Exercise |
All of the listing below must be repeated word for word. Pictures are the only thing to omit.
** START Data rows **
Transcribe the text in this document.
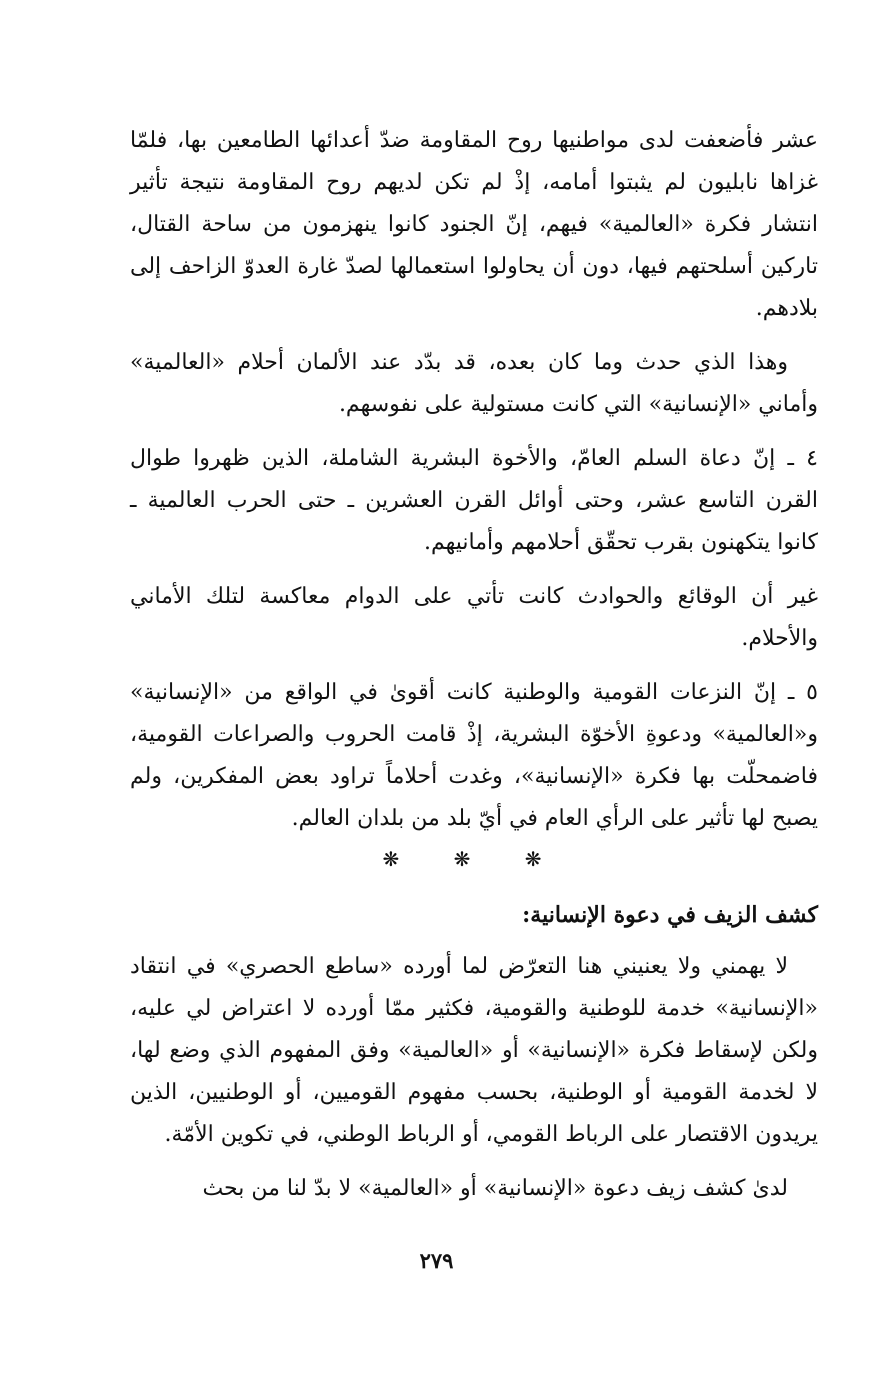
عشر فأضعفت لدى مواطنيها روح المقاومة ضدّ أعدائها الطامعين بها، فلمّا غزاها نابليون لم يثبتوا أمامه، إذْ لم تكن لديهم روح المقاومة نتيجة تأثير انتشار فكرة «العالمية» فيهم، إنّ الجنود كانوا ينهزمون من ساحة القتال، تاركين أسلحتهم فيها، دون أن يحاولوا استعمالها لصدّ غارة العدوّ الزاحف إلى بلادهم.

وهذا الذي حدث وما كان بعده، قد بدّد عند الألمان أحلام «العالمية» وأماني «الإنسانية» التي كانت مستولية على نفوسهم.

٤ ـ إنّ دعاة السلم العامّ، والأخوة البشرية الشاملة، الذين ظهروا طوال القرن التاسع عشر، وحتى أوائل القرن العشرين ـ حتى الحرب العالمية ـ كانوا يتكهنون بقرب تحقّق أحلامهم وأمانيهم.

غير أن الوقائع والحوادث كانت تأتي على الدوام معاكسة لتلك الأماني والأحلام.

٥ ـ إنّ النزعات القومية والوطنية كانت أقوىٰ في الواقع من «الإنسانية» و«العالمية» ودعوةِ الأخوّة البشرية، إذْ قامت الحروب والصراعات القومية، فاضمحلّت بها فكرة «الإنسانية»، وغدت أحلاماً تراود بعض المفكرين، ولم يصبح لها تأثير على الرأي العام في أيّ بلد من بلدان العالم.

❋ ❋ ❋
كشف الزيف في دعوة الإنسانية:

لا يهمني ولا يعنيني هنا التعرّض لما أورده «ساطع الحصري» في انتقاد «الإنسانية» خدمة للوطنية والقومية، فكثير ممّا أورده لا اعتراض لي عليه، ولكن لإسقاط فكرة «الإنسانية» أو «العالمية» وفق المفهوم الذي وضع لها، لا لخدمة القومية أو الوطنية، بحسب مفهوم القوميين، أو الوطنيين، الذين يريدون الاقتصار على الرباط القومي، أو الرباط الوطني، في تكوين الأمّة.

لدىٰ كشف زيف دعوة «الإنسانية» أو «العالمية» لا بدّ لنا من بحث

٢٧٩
** END Data rows **
Response |
Transcribe the text in this document.
عشر فأضعفت لدى مواطنيها روح المقاومة ضدّ أعدائها الطامعين بها، فلمّا غزاها نابليون لم يثبتوا أمامه، إذْ لم تكن لديهم روح المقاومة نتيجة تأثير انتشار فكرة «العالمية» فيهم، إنّ الجنود كانوا ينهزمون من ساحة القتال، تاركين أسلحتهم فيها، دون أن يحاولوا استعمالها لصدّ غارة العدوّ الزاحف إلى بلادهم.

وهذا الذي حدث وما كان بعده، قد بدّد عند الألمان أحلام «العالمية» وأماني «الإنسانية» التي كانت مستولية على نفوسهم.

٤ ـ إنّ دعاة السلم العامّ، والأخوة البشرية الشاملة، الذين ظهروا طوال القرن التاسع عشر، وحتى أوائل القرن العشرين ـ حتى الحرب العالمية ـ كانوا يتكهنون بقرب تحقّق أحلامهم وأمانيهم.

غير أن الوقائع والحوادث كانت تأتي على الدوام معاكسة لتلك الأماني والأحلام.

٥ ـ إنّ النزعات القومية والوطنية كانت أقوىٰ في الواقع من «الإنسانية» و«العالمية» ودعوةِ الأخوّة البشرية، إذْ قامت الحروب والصراعات القومية، فاضمحلّت بها فكرة «الإنسانية»، وغدت أحلاماً تراود بعض المفكرين، ولم يصبح لها تأثير على الرأي العام في أيّ بلد من بلدان العالم.

❋ ❋ ❋
كشف الزيف في دعوة الإنسانية:

لا يهمني ولا يعنيني هنا التعرّض لما أورده «ساطع الحصري» في انتقاد «الإنسانية» خدمة للوطنية والقومية، فكثير ممّا أورده لا اعتراض لي عليه، ولكن لإسقاط فكرة «الإنسانية» أو «العالمية» وفق المفهوم الذي وضع لها، لا لخدمة القومية أو الوطنية، بحسب مفهوم القوميين، أو الوطنيين، الذين يريدون الاقتصار على الرباط القومي، أو الرباط الوطني، في تكوين الأمّة.

لدىٰ كشف زيف دعوة «الإنسانية» أو «العالمية» لا بدّ لنا من بحث

٢٧٩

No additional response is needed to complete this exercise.